— BEGIN DATA SUPPLIED —

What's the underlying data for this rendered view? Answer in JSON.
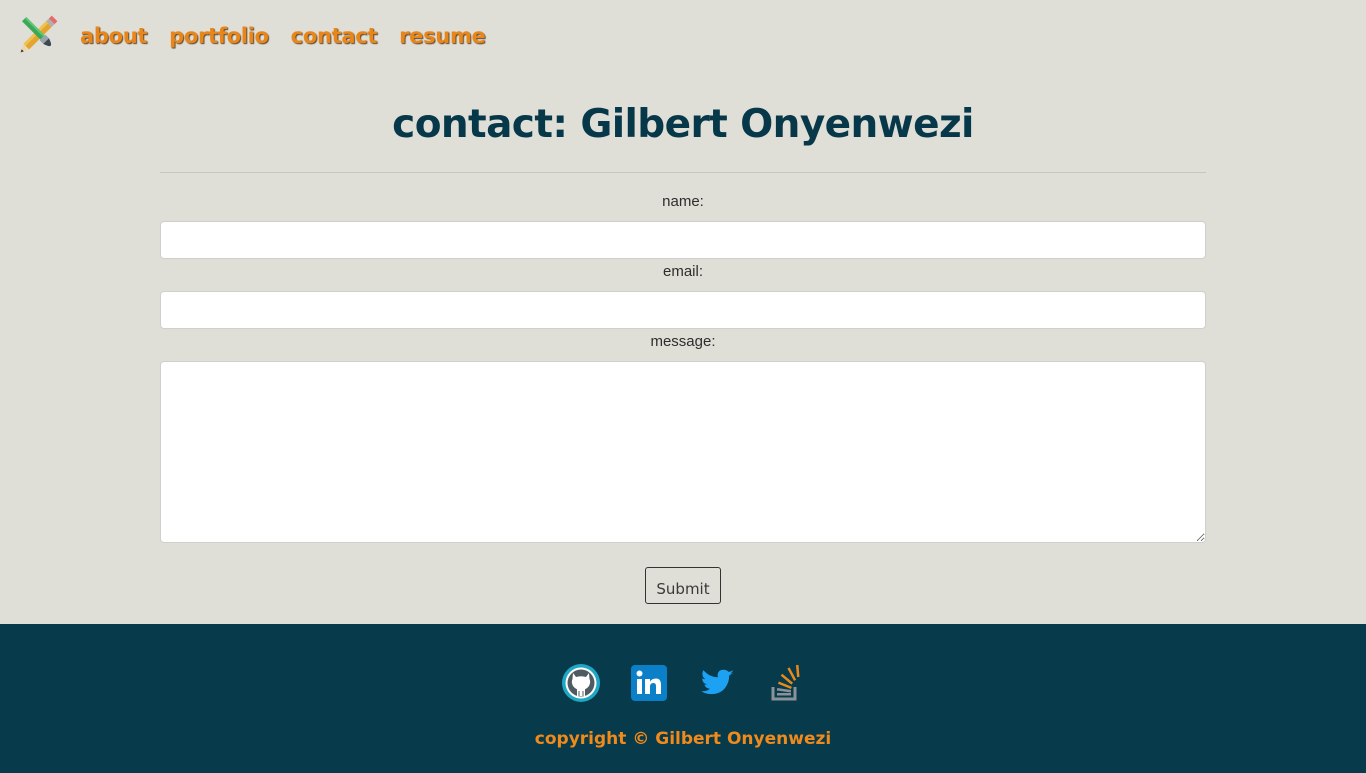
{
  "nav": {
    "logo_icon": "pencil-brush-crossed-icon",
    "links": [
      {
        "label": "about"
      },
      {
        "label": "portfolio"
      },
      {
        "label": "contact"
      },
      {
        "label": "resume"
      }
    ],
    "link_color": "#e9861a"
  },
  "main": {
    "title": "contact: Gilbert Onyenwezi",
    "title_color": "#07384a",
    "form": {
      "name_label": "name:",
      "name_value": "",
      "email_label": "email:",
      "email_value": "",
      "message_label": "message:",
      "message_value": "",
      "submit_label": "Submit"
    }
  },
  "footer": {
    "background": "#073a4b",
    "social_icons": [
      "github-icon",
      "linkedin-icon",
      "twitter-icon",
      "stackoverflow-icon"
    ],
    "copyright": "copyright © Gilbert Onyenwezi",
    "copyright_color": "#f08a1a"
  },
  "page_background": "#dfded7"
}
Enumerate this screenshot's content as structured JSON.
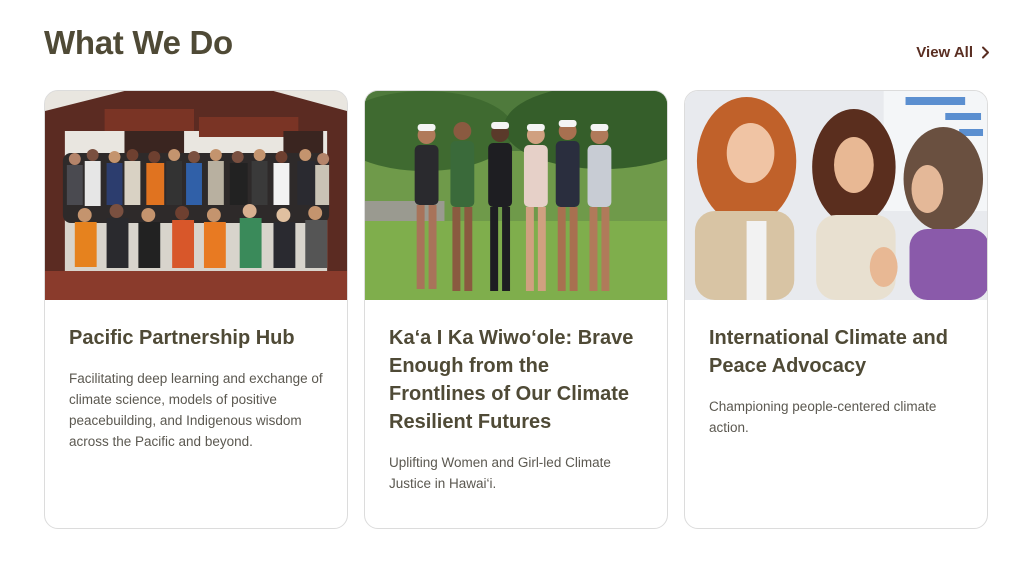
{
  "section": {
    "title": "What We Do",
    "view_all_label": "View All",
    "view_all_icon": "chevron-right-icon"
  },
  "colors": {
    "title": "#4f4a36",
    "link": "#5a2e22",
    "body_text": "#5b5850",
    "card_border": "#dcdcdc"
  },
  "cards": [
    {
      "image_alt": "Group of people posing in front of a carved meeting house",
      "title": "Pacific Partnership Hub",
      "description": "Facilitating deep learning and exchange of climate science, models of positive peacebuilding, and Indigenous wisdom across the Pacific and beyond."
    },
    {
      "image_alt": "Young women standing together on grass in a green valley",
      "title": "Ka‘a I Ka Wiwo‘ole: Brave Enough from the Frontlines of Our Climate Resilient Futures",
      "description": "Uplifting Women and Girl-led Climate Justice in Hawai‘i."
    },
    {
      "image_alt": "Three women in conversation at a conference",
      "title": "International Climate and Peace Advocacy",
      "description": "Championing people-centered climate action."
    }
  ]
}
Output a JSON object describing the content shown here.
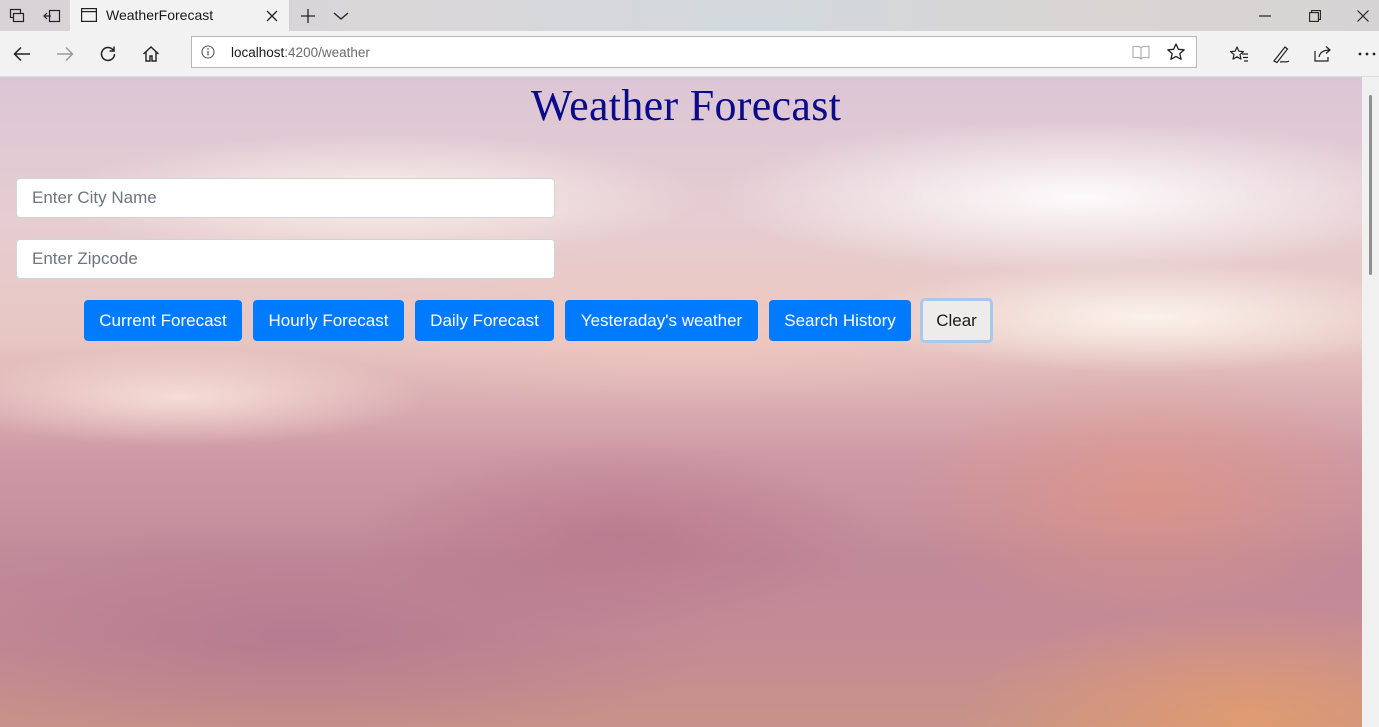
{
  "browser": {
    "tab_title": "WeatherForecast",
    "url_host": "localhost",
    "url_path": ":4200/weather"
  },
  "page": {
    "title": "Weather Forecast",
    "city_placeholder": "Enter City Name",
    "zip_placeholder": "Enter Zipcode",
    "buttons": {
      "current": "Current Forecast",
      "hourly": "Hourly Forecast",
      "daily": "Daily Forecast",
      "yesterday": "Yesteraday's weather",
      "history": "Search History",
      "clear": "Clear"
    }
  },
  "colors": {
    "primary_button": "#007bff",
    "title": "#0a0a8a"
  }
}
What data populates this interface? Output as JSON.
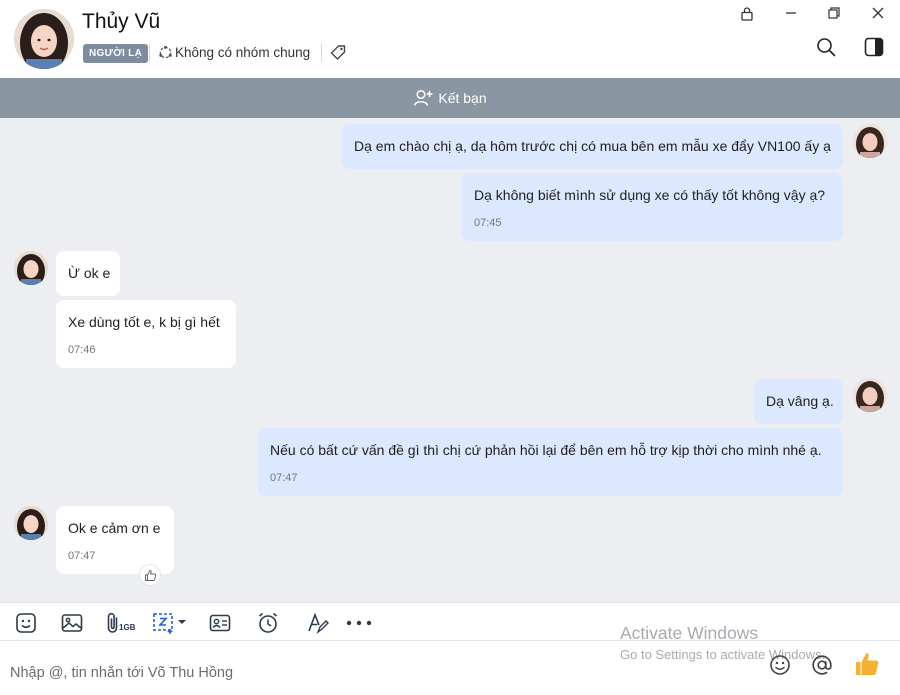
{
  "header": {
    "name": "Thủy Vũ",
    "badge": "NGƯỜI LẠ",
    "group_status": "Không có nhóm chung"
  },
  "friend_bar": {
    "label": "Kết bạn"
  },
  "messages": [
    {
      "text": "Dạ em chào chị ạ, dạ hôm trước chị có mua bên em mẫu xe đẩy VN100 ấy ạ"
    },
    {
      "text": "Dạ không biết mình sử dụng xe có thấy tốt không vậy ạ?",
      "time": "07:45"
    },
    {
      "text": "Ừ ok e"
    },
    {
      "text": "Xe dùng tốt e, k bị gì hết",
      "time": "07:46"
    },
    {
      "text": "Dạ vâng ạ."
    },
    {
      "text": "Nếu có bất cứ vấn đề gì thì chị cứ phản hồi lại để bên em hỗ trợ kịp thời cho mình nhé ạ.",
      "time": "07:47"
    },
    {
      "text": "Ok e  cảm ơn e",
      "time": "07:47"
    }
  ],
  "toolbar": {
    "file_size_label": "1GB"
  },
  "composer": {
    "placeholder": "Nhập @, tin nhắn tới Võ Thu Hồng"
  },
  "watermark": {
    "line1": "Activate Windows",
    "line2": "Go to Settings to activate Windows."
  },
  "colors": {
    "friend_bar": "#8b96a3",
    "outgoing_bubble": "#dbe8fd",
    "incoming_bubble": "#ffffff",
    "chat_background": "#eceef1",
    "like_thumb": "#f4b233"
  }
}
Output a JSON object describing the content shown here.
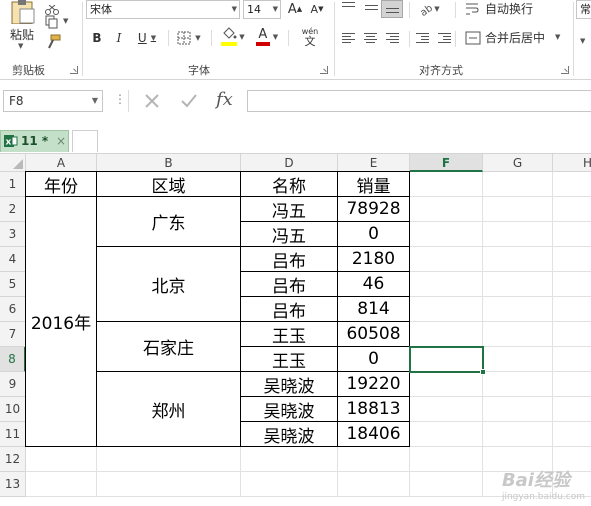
{
  "ribbon": {
    "clipboard": {
      "paste_label": "粘贴",
      "group_label": "剪贴板"
    },
    "font": {
      "font_name": "宋体",
      "font_size": "14",
      "grow_label": "A",
      "shrink_label": "A",
      "bold_label": "B",
      "italic_label": "I",
      "underline_label": "U",
      "highlight_label": "ab",
      "font_color_label": "A",
      "highlight_color": "#ffff00",
      "font_color": "#d00000",
      "phonetic_label": "wén",
      "phonetic_char": "文",
      "group_label": "字体"
    },
    "alignment": {
      "wrap_text_label": "自动换行",
      "merge_center_label": "合并后居中",
      "group_label": "对齐方式"
    },
    "number": {
      "format_label": "常"
    }
  },
  "formula_bar": {
    "name_box": "F8",
    "fx_label": "fx",
    "formula": ""
  },
  "tabs": {
    "document_tab": "11 *",
    "document_tab_close": "×",
    "tab_color": "#c5e0c8"
  },
  "sheet": {
    "columns": [
      "A",
      "B",
      "D",
      "E",
      "F",
      "G",
      "H"
    ],
    "rows": [
      "1",
      "2",
      "3",
      "4",
      "5",
      "6",
      "7",
      "8",
      "9",
      "10",
      "11",
      "12",
      "13"
    ],
    "selected_column": "F",
    "selected_row": "8",
    "headers": {
      "year": "年份",
      "region": "区域",
      "name": "名称",
      "sales": "销量"
    },
    "year_value": "2016年",
    "regions": [
      "广东",
      "北京",
      "石家庄",
      "郑州"
    ],
    "names": [
      "冯五",
      "冯五",
      "吕布",
      "吕布",
      "吕布",
      "王玉",
      "王玉",
      "吴晓波",
      "吴晓波",
      "吴晓波"
    ],
    "sales": [
      "78928",
      "0",
      "2180",
      "46",
      "814",
      "60508",
      "0",
      "19220",
      "18813",
      "18406"
    ],
    "accent_color": "#217346"
  },
  "watermark": {
    "text": "Bai经验",
    "sub": "jingyan.baidu.com"
  }
}
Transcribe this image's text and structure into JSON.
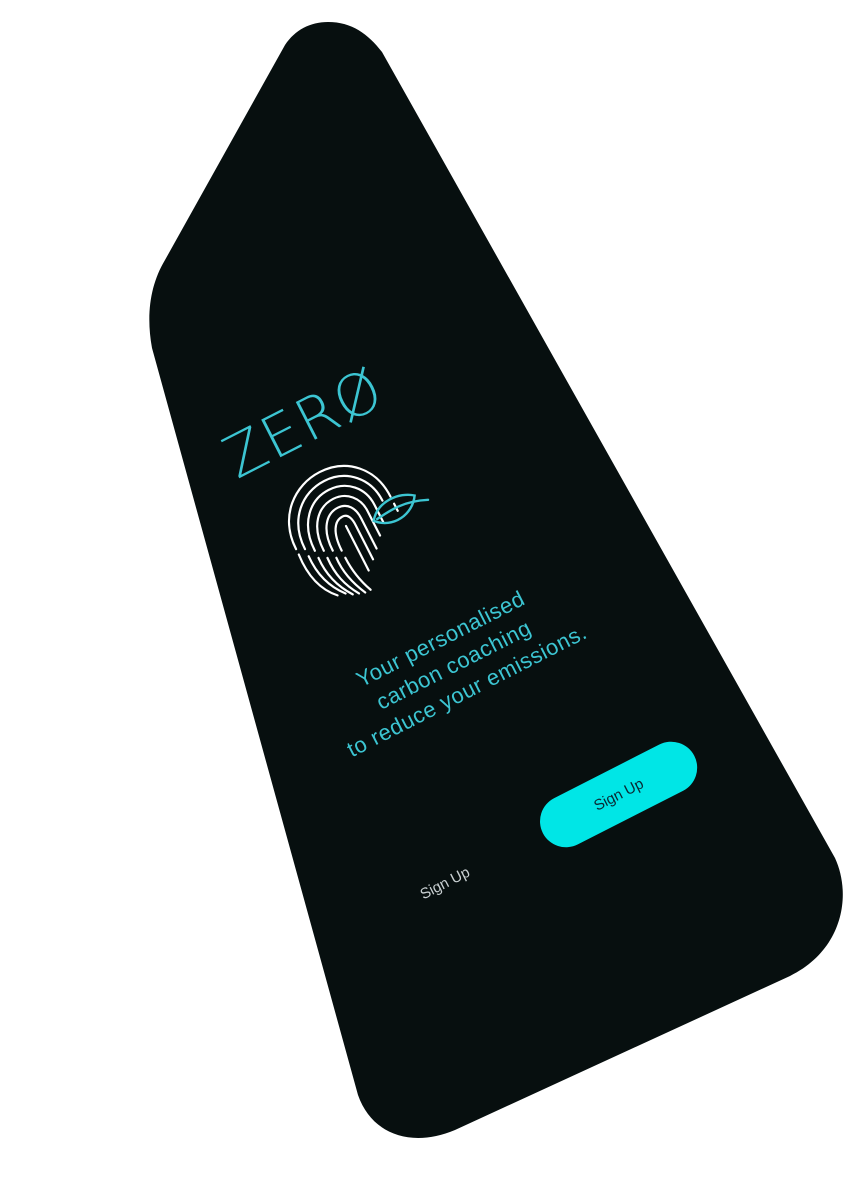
{
  "app": {
    "name": "ZERØ"
  },
  "tagline": {
    "line1": "Your personalised",
    "line2": "carbon coaching",
    "line3": "to reduce your emissions."
  },
  "actions": {
    "secondary_label": "Sign Up",
    "primary_label": "Sign Up"
  },
  "icons": {
    "logo_mark": "fingerprint-leaf-icon"
  },
  "colors": {
    "background": "#070f0f",
    "accent": "#00e6e6",
    "text_accent": "#3cc5d2",
    "fingerprint": "#ffffff",
    "secondary_text": "#c9d0d2",
    "primary_button_text": "#0b2a33"
  }
}
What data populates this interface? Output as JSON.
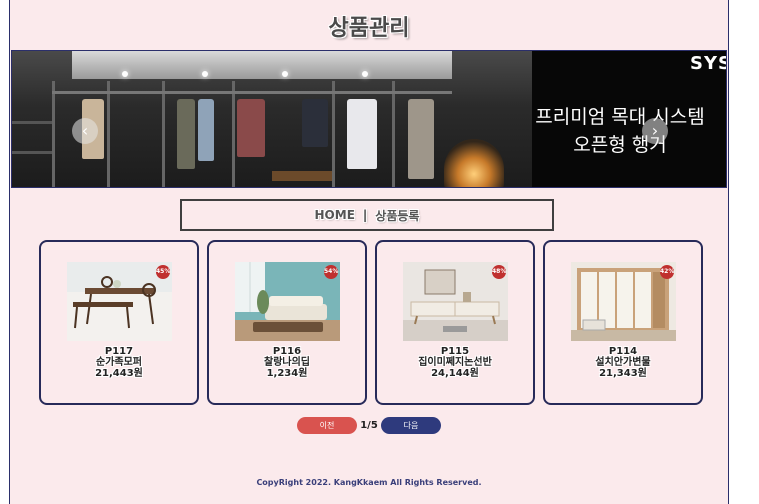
{
  "header": {
    "title": "상품관리"
  },
  "banner": {
    "brand": "SYS",
    "headline_line1": "프리미엄 목대 시스템",
    "headline_line2": "오픈형 행거",
    "prev_arrow": "‹",
    "next_arrow": "›"
  },
  "breadcrumb": {
    "home": "HOME",
    "separator": "|",
    "current": "상품등록"
  },
  "products": [
    {
      "code": "P117",
      "name": "순가족모퍼",
      "price": "21,443원",
      "badge": "45%",
      "image": "dining-table-image"
    },
    {
      "code": "P116",
      "name": "찰랑나의딥",
      "price": "1,234원",
      "badge": "54%",
      "image": "sofa-living-room-image"
    },
    {
      "code": "P115",
      "name": "집이미쩨지논선반",
      "price": "24,144원",
      "badge": "48%",
      "image": "tv-console-image"
    },
    {
      "code": "P114",
      "name": "설치안가변물",
      "price": "21,343원",
      "badge": "42%",
      "image": "wardrobe-closet-image"
    }
  ],
  "pagination": {
    "prev_label": "이전",
    "page_text": "1/5",
    "next_label": "다음"
  },
  "footer": {
    "copyright": "CopyRight 2022. KangKkaem All Rights Reserved."
  },
  "colors": {
    "page_bg": "#fbeaec",
    "card_border": "#272a59",
    "prev_btn": "#d9534f",
    "next_btn": "#2e3a7d",
    "badge": "#c0302f"
  }
}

— END DATA SUPPLIED —

WRITTEN EXERCISE – Copy each line that contains the word "description".

CORRECT OUTPUT –
      "description": "Facilitating deep learning and exchange of climate science, models of positive peacebuilding, and Indigenous wisdom across the Pacific and beyond."
      "description": "Uplifting Women and Girl-led Climate Justice in Hawai‘i."
      "description": "Championing people-centered climate action."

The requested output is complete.